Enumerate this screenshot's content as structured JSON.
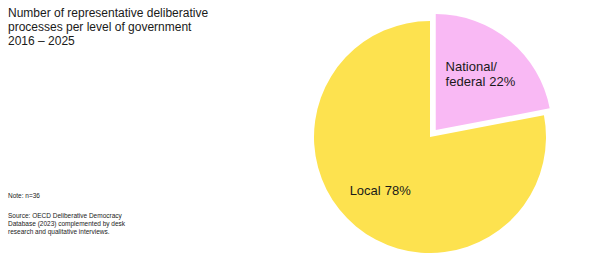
{
  "chart_data": {
    "type": "pie",
    "title": "Number of representative deliberative processes per level of government 2016 – 2025",
    "categories": [
      "Local",
      "National/federal"
    ],
    "values": [
      78,
      22
    ],
    "value_labels": [
      "78%",
      "22%"
    ],
    "colors": [
      "#fde24f",
      "#f9b9f4"
    ],
    "data_labels": true,
    "annotations": [
      "Note: n=36",
      "Source: OECD Deliberative Democracy Database (2023) complemented by desk research and qualitative interviews."
    ]
  }
}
########
#### YOUR TASK
All the material shown above is to be copied exactly, with no pictures carried over.

#### REPLY TO THE EXERCISE
Enumerate this screenshot's content as structured JSON.
{
  "chart_data": {
    "type": "pie",
    "title": "Number of representative deliberative processes per level of government 2016 – 2025",
    "categories": [
      "Local",
      "National/federal"
    ],
    "values": [
      78,
      22
    ],
    "value_labels": [
      "78%",
      "22%"
    ],
    "colors": [
      "#fde24f",
      "#f9b9f4"
    ],
    "data_labels": true,
    "annotations": [
      "Note: n=36",
      "Source: OECD Deliberative Democracy Database (2023) complemented by desk research and qualitative interviews."
    ]
  }
}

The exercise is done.